____ Page extract
Color Palettes in RGB Space

Posted on June 20, 2012 by Jeff Allen in R bloggers | 0 Comments

[This article was first published on Trestle Technology, LLC » R, and kindly contributed to R-bloggers]. (You can report issue about the content on this page here)

Want to share your content on R-bloggers? click here if you have a blog, or here if you don't.

Introduction

I’ve recently been interested in how to communicate information using color. I don’t know much about the field of Color Theory, but it’s an interesting topic to me. The selection of color palettes, in particular, has been a topic I’ve been faced with lately.

I downloaded 18 different sequential color palettes from Cynthia Brewer’s ColorBrewer2 website to use as suggested color palettes. I was struck by the various movements through the spectrum of some of these palettes and wanted to poke around at quantifying some of that movement. This is the result of that analysis.

Using the 18 different sequential color palettes, I generated heatmaps to try to gauge the aesthetic appeal of each palette. Using Amazon’s Mechanical Turk, I was able to ask workers to rate a palette on a scale from 1 to 5. I had each palette rated 20 times to generate a sufficient amount of data to start determining statistical significance. The 360 ratings were completed by 28 workers in a couple of hours.

This initial study didn’t consider anything about how clear the heatmaps are, only how aesthetically pleasing they are. The 18 matrices in the 18 available palettes are displayed below.

source("../Correlation.R")
source("loadPalettes.R")
par(mfrow = c(6, 3), mar = c(2, 1, 1, 1))
for (i in 1:18) {
    palette <- allSequential[[i]]
    image(mat, col = rgb(palette/255), axes = FALSE, main = i)
}

RGB-Space

One question I had was about the motion of a "visually attractive" color palette through the 3-dimensional space of all RGB values. My assumption was that most palettes can be represented as a straight line through this space.

You must enable Javascript to view this page properly.

An interactive visualization of palette #2 in 3-Dimensional RGB space

R² Values

One way to quantify this is to calculate the principal component of each palette, which represents the line in RGB space which best fits the palette. The R² value can then be used to quantify how well the data aligns to this component. An R² value of 1 indicates that the palette aligns perfectly to a straight line through RGB space.

You must enable Javascript to view this page properly.

Palette #2 with the Principal Component. Note the curve of the palette around the component.

#' Compute the proportion of variance accounted for by the given number of
#' components
#' 
#' @author Jeffrey D. Allen \email{jeff.allen@@trestletechnology.net}
propVar <- function(pca, components = 1) {
    # proportion of variance explained by the first component
    pv <- pca$sdev^2/sum(pca$sdev^2)[1]
    return(sum(pv[1:components]))
}

#' Calculate the R-squared values of all 18 color palettes
#' 
#' @author Jeffrey D. Allen \email{jeff.allen@@trestletechnology.net}
calcR2Sequential <- function() {
    library(rgl)
________
____ Provided records
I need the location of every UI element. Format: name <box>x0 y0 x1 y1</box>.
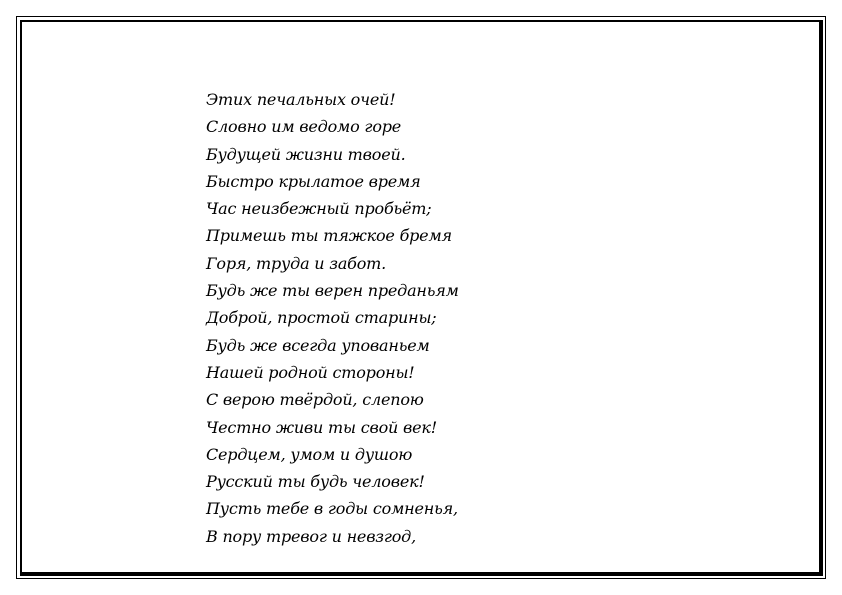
poem-line: Сердцем, умом и душою <box>206 444 413 464</box>
poem-line: Доброй, простой старины; <box>206 308 437 328</box>
poem-line: Час неизбежный пробьёт; <box>206 199 432 219</box>
poem-line: Честно живи ты свой век! <box>206 417 437 437</box>
poem-line: Быстро крылатое время <box>206 171 421 191</box>
poem-line: Горя, труда и забот. <box>206 253 387 273</box>
poem-line: Будь же ты верен преданьям <box>206 281 459 301</box>
poem-line: В пору тревог и невзгод, <box>206 526 416 546</box>
poem-line: Этих печальных очей! <box>206 90 396 109</box>
poem-text <box>206 86 459 550</box>
poem-line: Будь же всегда упованьем <box>206 335 430 355</box>
poem-line: Русский ты будь человек! <box>206 472 425 492</box>
poem-line: Нашей родной стороны! <box>206 362 415 382</box>
poem-line: Пусть тебе в годы сомненья, <box>206 499 458 519</box>
poem-line: Словно им ведомо горе <box>206 117 402 137</box>
poem-line: Примешь ты тяжкое бремя <box>206 226 452 246</box>
poem-line: С верою твёрдой, слепою <box>206 390 424 410</box>
poem-line: Будущей жизни твоей. <box>206 144 406 164</box>
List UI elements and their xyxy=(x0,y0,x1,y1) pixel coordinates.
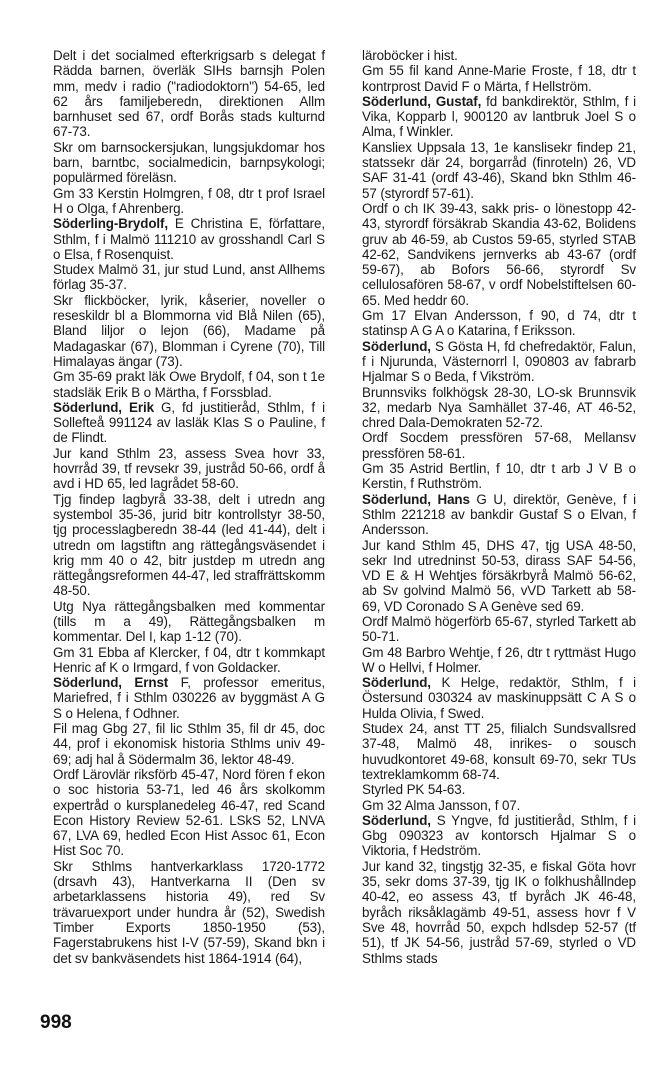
________
Complete the following:
(1) Answer these questions about the post on color palettes in RGB space, one line each:
(a) How many sequential color palettes were downloaded, and from which website?
(b) How many times was each palette rated, and on what scale?
(c) What does an R² value of 1 indicate about a palette?
(2) Supply what comes next in the post on color palettes in RGB space, picking up right after its last line.

Solved tasks:
(1)
(a) 18 palettes, from Cynthia Brewer's ColorBrewer2 website.
(b) 20 times each, on a scale from 1 to 5.
(c) That the palette aligns perfectly to a straight line through RGB space.

(2)
    R2 <- list()
    for (i in which(sequential[, 2] == 9)) {
        palette <- sequential[i:(i + 8), 7:9]
        pca <- plotCols(palette$R, palette$G, palette$B, pca = 1)
        cat(i, ": ", propVar(pca, 1), "\n")
        R2[[length(R2) + 1]] <- propVar(pca, 1)
    }
    return(R2)
}

Path Length

An alternative way to consider the palette in RGB space is to consider the "length" of the palette through RGB space by simply calculating the distance between each color represented as a point in RGB space. My thought is that this may better capture the "movement" of a palette around this space. The R² value doesn't encompass any notion of how much space is covered by a palette, but only the arrangement of the colors relative to their principal component.

#' Calculate the path length for all sequential palettes.
#' 
#' @author Jeffrey D. Allen \email{jeff.allen@@trestletechnology.net}
calcPathLength <- function() {
    plen <- array(dim = sum(sequential[, 2] == 9, na.rm = TRUE))
    p <- 1
    for (i in which(sequential[, 2] == 9)) {
        palette <- sequential[i:(i + 8), 7:9]
        cat(i, ": ", getPathLength(palette), "\n")
        plen[p] <- getPathLength(palette)
        p <- p + 1
    }
    return(plen)
}

#' Calculate the length of a path through RGB space of a given palette.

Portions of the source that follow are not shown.